* Start DATA SUPPLIED *

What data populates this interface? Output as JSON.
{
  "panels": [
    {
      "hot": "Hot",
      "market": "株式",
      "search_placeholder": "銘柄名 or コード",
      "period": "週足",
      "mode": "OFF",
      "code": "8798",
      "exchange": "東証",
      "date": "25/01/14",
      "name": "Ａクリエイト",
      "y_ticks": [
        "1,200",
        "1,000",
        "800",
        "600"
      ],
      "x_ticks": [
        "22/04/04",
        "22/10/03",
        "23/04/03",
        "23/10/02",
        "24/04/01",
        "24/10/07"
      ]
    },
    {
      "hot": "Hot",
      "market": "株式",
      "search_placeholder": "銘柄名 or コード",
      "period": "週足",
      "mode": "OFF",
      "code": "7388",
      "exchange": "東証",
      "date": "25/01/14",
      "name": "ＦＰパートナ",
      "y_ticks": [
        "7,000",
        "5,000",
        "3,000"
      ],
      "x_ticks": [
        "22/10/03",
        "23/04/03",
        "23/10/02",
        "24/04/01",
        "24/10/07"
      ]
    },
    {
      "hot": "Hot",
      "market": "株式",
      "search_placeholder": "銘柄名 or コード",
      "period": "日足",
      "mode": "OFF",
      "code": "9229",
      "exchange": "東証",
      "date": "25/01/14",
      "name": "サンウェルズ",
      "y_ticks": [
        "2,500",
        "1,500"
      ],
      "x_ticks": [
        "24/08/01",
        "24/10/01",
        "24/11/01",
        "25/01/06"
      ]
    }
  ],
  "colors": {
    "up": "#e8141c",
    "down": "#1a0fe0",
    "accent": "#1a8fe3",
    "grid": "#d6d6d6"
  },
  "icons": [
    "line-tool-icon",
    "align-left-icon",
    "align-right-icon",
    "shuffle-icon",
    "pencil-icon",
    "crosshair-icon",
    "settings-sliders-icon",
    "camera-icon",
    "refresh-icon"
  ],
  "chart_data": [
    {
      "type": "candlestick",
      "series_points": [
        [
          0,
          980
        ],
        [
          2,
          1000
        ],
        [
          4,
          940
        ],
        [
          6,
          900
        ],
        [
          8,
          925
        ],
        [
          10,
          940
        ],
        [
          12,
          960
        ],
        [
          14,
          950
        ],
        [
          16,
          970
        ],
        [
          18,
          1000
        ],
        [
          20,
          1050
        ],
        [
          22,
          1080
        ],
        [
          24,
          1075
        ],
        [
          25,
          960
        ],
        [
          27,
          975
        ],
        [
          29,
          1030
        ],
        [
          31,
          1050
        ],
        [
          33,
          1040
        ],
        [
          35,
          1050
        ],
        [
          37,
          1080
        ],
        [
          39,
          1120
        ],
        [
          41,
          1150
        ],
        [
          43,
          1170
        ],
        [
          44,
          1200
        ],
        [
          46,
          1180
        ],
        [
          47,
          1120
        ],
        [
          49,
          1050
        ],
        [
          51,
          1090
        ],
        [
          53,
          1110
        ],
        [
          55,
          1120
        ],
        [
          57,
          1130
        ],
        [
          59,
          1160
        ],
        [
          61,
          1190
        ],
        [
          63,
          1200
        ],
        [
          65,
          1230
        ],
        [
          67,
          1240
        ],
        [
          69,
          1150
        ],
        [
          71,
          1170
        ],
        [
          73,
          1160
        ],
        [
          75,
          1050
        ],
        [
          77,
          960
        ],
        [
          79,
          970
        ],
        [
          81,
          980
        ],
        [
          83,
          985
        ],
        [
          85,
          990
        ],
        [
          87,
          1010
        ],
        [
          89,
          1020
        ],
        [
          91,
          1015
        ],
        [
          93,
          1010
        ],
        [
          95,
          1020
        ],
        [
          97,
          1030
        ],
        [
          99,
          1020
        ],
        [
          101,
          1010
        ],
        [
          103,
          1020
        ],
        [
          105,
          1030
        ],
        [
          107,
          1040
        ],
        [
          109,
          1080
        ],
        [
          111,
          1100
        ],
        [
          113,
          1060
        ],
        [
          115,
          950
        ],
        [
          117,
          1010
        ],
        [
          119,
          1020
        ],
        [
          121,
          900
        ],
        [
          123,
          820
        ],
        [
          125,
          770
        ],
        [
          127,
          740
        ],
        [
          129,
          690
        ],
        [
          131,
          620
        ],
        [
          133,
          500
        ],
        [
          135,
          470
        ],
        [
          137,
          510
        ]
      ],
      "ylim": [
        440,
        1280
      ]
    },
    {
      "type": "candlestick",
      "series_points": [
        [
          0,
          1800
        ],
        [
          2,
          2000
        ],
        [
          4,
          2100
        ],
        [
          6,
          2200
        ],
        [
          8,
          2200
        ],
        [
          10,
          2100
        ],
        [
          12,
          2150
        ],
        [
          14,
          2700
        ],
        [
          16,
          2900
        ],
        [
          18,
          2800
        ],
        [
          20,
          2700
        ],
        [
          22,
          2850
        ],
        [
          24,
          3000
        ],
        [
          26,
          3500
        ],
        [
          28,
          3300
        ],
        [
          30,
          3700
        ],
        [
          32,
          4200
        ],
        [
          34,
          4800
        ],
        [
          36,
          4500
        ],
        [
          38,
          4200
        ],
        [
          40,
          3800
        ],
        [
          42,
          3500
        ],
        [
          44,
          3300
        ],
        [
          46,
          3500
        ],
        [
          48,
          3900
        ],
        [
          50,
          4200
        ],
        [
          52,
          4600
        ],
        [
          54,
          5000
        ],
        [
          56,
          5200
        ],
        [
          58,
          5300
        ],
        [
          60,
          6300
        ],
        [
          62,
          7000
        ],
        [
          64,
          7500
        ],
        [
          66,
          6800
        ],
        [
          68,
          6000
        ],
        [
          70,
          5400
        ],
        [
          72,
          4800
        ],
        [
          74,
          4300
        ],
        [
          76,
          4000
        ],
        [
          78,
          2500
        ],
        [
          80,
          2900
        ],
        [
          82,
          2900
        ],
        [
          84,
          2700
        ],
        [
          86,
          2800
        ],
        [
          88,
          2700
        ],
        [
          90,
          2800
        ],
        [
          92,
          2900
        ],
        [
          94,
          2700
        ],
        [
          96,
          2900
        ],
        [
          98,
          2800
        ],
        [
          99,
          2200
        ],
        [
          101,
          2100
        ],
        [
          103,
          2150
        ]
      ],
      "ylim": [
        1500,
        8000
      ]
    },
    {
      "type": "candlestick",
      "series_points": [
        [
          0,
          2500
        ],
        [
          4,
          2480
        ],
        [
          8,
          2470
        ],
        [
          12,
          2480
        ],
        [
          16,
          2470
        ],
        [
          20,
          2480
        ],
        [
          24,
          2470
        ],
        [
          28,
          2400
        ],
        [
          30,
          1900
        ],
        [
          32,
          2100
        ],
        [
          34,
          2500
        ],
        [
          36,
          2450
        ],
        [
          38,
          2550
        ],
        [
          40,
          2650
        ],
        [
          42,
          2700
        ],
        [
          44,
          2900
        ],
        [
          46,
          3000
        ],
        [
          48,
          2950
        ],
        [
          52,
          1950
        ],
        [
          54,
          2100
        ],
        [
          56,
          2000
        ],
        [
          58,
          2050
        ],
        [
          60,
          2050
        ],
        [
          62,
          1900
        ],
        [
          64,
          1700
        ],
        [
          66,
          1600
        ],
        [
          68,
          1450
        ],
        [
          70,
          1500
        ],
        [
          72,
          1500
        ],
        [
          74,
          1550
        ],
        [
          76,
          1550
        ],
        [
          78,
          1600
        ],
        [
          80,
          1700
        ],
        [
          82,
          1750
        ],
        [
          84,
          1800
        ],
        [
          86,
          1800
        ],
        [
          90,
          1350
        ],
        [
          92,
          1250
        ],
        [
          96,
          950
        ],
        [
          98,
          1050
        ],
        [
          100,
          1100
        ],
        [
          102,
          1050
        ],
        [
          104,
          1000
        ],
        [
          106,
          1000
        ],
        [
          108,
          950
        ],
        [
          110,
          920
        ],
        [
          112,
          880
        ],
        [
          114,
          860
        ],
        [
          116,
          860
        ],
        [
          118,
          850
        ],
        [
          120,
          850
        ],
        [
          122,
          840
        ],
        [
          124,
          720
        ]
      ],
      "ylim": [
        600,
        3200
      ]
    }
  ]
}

* End DATA SUPPLIED *

### [THE TASK]
Go through the records. Copy each line where "name" appears.

### [ANSWER TO THIS TASK]
      "name": "Ａクリエイト",
      "name": "ＦＰパートナ",
      "name": "サンウェルズ",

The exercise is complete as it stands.